> Task objective:
Return the records exactly as they are.

* start *

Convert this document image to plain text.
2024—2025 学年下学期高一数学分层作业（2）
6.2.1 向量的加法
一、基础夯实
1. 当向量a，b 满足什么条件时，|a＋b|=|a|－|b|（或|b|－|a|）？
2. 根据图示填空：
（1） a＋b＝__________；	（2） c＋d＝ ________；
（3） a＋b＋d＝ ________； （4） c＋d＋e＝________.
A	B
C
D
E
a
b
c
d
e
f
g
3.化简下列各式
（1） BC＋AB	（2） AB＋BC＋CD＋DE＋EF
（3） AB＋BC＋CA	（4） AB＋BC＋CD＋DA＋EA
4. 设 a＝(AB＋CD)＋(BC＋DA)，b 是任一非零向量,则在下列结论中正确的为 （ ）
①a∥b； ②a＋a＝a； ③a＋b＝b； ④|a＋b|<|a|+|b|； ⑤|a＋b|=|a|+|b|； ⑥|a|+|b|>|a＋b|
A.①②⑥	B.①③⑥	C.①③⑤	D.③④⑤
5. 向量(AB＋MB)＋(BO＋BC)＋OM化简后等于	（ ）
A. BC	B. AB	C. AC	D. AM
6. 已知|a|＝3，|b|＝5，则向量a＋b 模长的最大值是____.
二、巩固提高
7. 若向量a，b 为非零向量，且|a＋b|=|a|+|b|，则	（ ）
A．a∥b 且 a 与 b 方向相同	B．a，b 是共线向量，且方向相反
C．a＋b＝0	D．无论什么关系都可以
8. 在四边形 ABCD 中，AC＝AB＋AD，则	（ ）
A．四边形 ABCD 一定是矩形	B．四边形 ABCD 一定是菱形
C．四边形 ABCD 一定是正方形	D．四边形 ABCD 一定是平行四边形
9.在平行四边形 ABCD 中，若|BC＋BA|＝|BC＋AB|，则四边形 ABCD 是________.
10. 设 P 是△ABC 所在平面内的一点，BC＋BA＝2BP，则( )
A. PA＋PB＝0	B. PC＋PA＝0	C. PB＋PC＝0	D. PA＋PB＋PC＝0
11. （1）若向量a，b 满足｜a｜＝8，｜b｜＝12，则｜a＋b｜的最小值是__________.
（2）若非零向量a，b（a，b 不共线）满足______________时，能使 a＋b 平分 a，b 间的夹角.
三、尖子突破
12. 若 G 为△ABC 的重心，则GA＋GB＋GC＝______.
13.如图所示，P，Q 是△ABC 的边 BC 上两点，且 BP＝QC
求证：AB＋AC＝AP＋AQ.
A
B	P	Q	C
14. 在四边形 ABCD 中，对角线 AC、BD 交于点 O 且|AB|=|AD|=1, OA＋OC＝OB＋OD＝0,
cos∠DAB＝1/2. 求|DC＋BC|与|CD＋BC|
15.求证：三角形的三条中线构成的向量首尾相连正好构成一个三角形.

* end *

> Problem solution:
Convert this document image to plain text.
2024—2025 学年下学期高一数学分层作业（2）
6.2.1 向量的加法
一、基础夯实
1. 当向量a，b 满足什么条件时，|a＋b|=|a|－|b|（或|b|－|a|）？
2. 根据图示填空：
（1） a＋b＝__________；	（2） c＋d＝ ________；
（3） a＋b＋d＝ ________； （4） c＋d＋e＝________.
A	B
C
D
E
a
b
c
d
e
f
g
3.化简下列各式
（1） BC＋AB	（2） AB＋BC＋CD＋DE＋EF
（3） AB＋BC＋CA	（4） AB＋BC＋CD＋DA＋EA
4. 设 a＝(AB＋CD)＋(BC＋DA)，b 是任一非零向量,则在下列结论中正确的为 （ ）
①a∥b； ②a＋a＝a； ③a＋b＝b； ④|a＋b|<|a|+|b|； ⑤|a＋b|=|a|+|b|； ⑥|a|+|b|>|a＋b|
A.①②⑥	B.①③⑥	C.①③⑤	D.③④⑤
5. 向量(AB＋MB)＋(BO＋BC)＋OM化简后等于	（ ）
A. BC	B. AB	C. AC	D. AM
6. 已知|a|＝3，|b|＝5，则向量a＋b 模长的最大值是____.
二、巩固提高
7. 若向量a，b 为非零向量，且|a＋b|=|a|+|b|，则	（ ）
A．a∥b 且 a 与 b 方向相同	B．a，b 是共线向量，且方向相反
C．a＋b＝0	D．无论什么关系都可以
8. 在四边形 ABCD 中，AC＝AB＋AD，则	（ ）
A．四边形 ABCD 一定是矩形	B．四边形 ABCD 一定是菱形
C．四边形 ABCD 一定是正方形	D．四边形 ABCD 一定是平行四边形
9.在平行四边形 ABCD 中，若|BC＋BA|＝|BC＋AB|，则四边形 ABCD 是________.
10. 设 P 是△ABC 所在平面内的一点，BC＋BA＝2BP，则( )
A. PA＋PB＝0	B. PC＋PA＝0	C. PB＋PC＝0	D. PA＋PB＋PC＝0
11. （1）若向量a，b 满足｜a｜＝8，｜b｜＝12，则｜a＋b｜的最小值是__________.
（2）若非零向量a，b（a，b 不共线）满足______________时，能使 a＋b 平分 a，b 间的夹角.
三、尖子突破
12. 若 G 为△ABC 的重心，则GA＋GB＋GC＝______.
13.如图所示，P，Q 是△ABC 的边 BC 上两点，且 BP＝QC
求证：AB＋AC＝AP＋AQ.
A
B	P	Q	C
14. 在四边形 ABCD 中，对角线 AC、BD 交于点 O 且|AB|=|AD|=1, OA＋OC＝OB＋OD＝0,
cos∠DAB＝1/2. 求|DC＋BC|与|CD＋BC|
15.求证：三角形的三条中线构成的向量首尾相连正好构成一个三角形.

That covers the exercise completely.